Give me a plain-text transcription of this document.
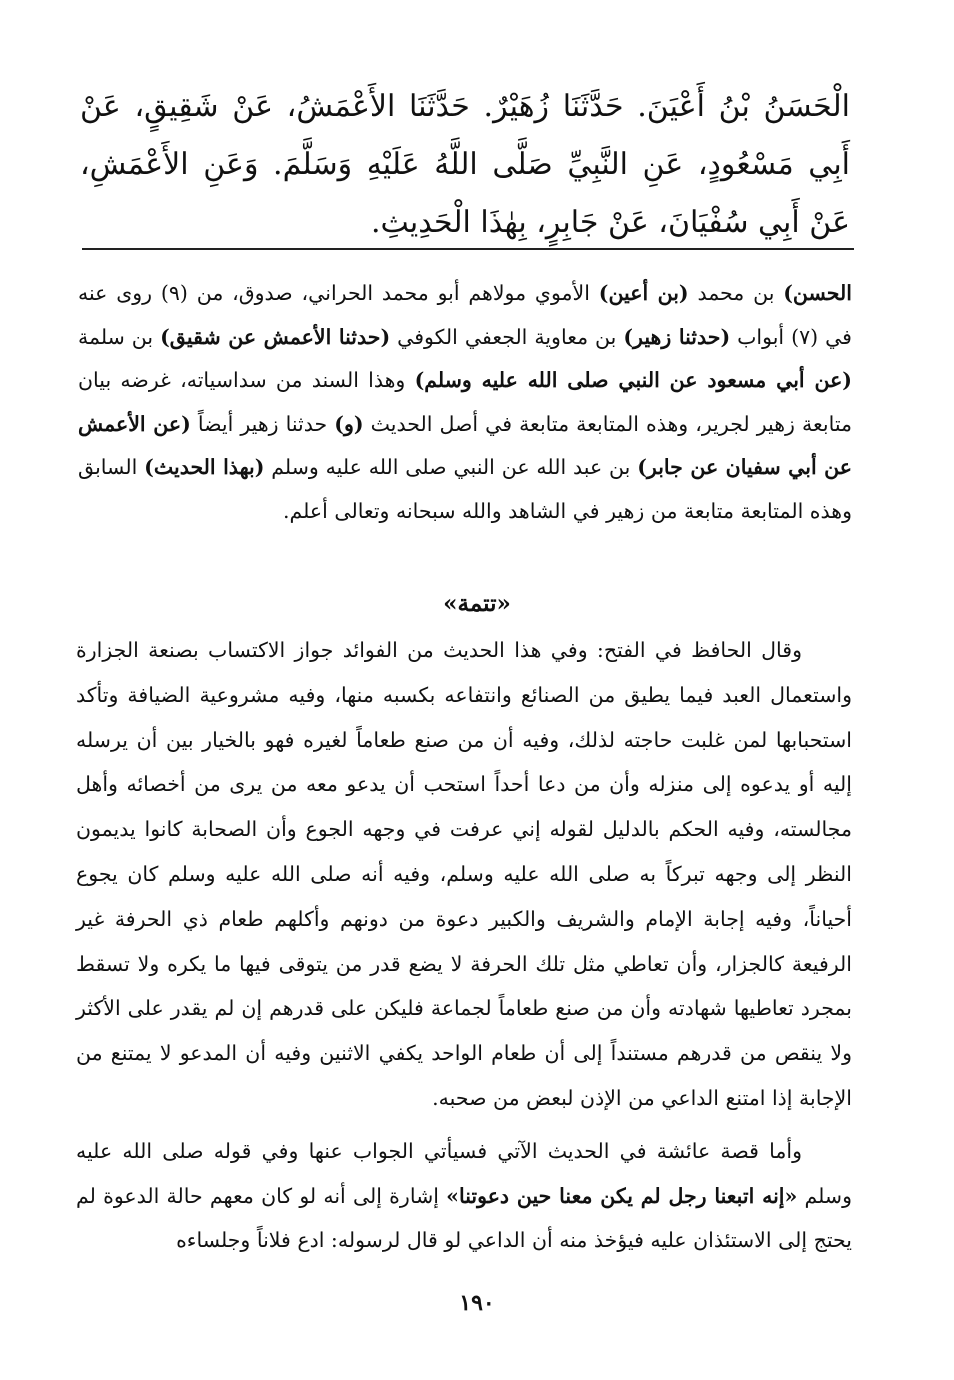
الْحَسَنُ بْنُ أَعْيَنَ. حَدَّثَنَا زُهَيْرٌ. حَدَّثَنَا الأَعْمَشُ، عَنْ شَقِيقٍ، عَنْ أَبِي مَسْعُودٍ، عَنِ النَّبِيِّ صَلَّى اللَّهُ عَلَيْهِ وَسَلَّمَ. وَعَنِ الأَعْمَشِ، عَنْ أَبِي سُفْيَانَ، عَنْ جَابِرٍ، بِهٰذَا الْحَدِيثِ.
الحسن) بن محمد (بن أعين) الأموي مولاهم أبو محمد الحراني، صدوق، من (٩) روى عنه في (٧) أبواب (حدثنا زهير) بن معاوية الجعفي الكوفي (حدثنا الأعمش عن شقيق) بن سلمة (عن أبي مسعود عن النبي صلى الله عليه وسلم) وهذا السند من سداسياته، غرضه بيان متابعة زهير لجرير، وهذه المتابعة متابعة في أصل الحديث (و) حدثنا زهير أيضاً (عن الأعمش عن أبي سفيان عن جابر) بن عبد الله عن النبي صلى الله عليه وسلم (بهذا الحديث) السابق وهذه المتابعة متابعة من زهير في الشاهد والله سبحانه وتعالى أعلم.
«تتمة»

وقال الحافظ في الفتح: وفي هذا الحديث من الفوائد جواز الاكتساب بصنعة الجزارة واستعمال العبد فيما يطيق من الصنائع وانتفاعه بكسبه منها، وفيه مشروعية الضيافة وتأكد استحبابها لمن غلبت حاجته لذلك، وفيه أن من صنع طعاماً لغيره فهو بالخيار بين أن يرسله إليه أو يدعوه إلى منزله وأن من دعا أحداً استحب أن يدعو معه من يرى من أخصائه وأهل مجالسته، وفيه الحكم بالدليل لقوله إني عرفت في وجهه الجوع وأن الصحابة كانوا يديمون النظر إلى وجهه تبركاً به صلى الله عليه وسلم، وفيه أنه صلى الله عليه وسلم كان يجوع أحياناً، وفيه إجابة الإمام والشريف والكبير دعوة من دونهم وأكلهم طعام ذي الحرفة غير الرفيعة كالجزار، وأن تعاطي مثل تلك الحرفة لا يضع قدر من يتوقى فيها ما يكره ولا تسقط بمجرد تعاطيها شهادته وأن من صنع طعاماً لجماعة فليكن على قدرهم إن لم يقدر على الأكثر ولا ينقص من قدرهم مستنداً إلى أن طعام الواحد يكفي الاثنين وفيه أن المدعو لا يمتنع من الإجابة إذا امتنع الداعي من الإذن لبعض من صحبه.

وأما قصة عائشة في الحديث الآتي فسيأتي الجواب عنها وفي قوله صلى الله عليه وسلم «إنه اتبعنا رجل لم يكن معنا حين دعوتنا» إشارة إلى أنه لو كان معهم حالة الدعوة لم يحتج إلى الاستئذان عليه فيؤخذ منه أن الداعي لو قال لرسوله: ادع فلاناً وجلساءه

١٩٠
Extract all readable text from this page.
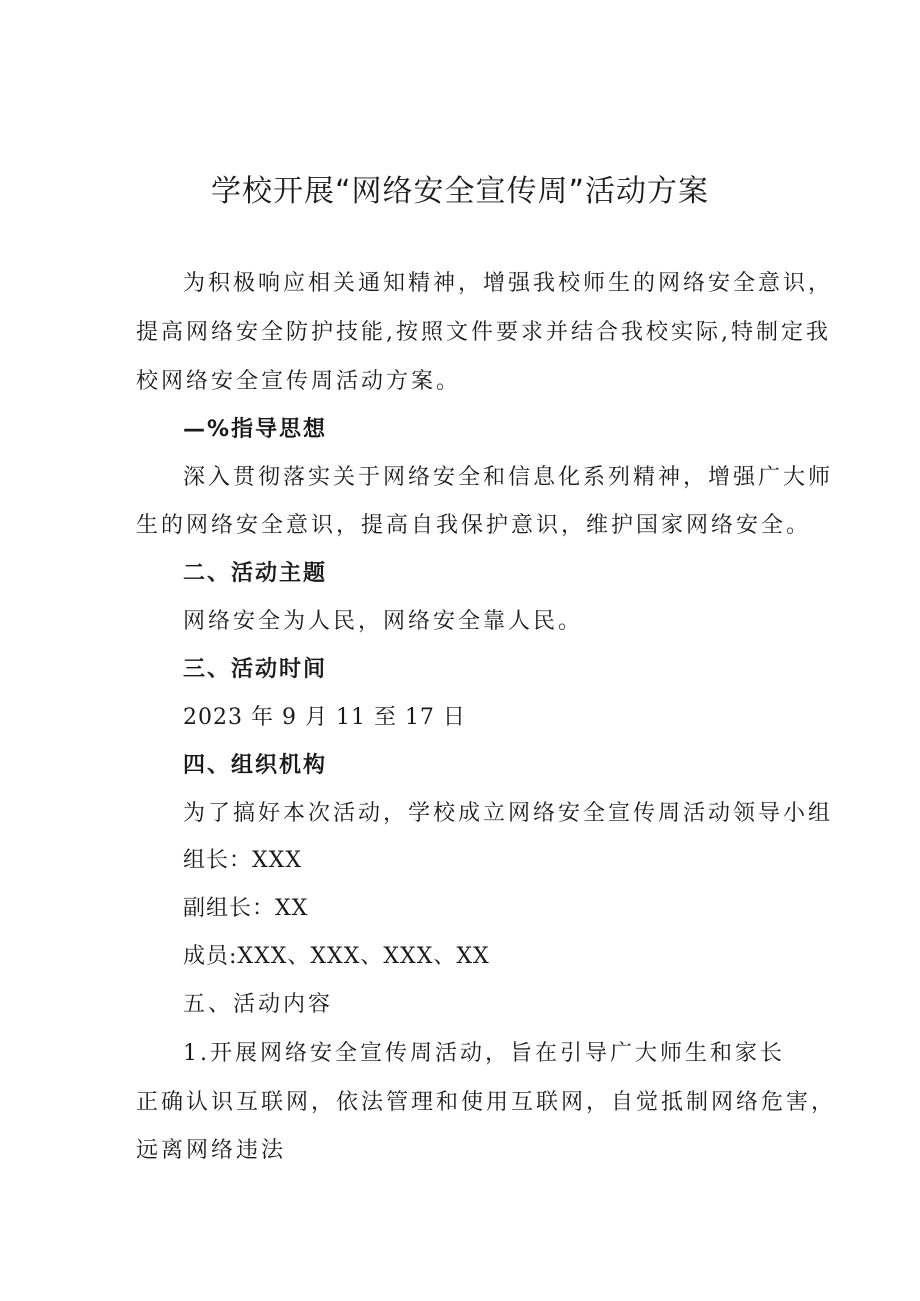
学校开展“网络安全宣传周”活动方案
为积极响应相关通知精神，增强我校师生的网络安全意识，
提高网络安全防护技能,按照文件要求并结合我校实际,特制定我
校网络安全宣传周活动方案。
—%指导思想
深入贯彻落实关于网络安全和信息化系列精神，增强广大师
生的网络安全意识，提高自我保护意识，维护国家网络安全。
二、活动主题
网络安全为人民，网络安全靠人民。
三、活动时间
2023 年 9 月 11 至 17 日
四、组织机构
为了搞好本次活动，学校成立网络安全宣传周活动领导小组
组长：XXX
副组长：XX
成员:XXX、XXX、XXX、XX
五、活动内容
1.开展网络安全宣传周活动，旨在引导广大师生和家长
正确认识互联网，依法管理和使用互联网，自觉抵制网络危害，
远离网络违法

_Description of the task_.
Review the preceding data and report every line that includes the string "this".

_The output_.
Give me a plain-text transcription of this document.
Extract all readable text from this page.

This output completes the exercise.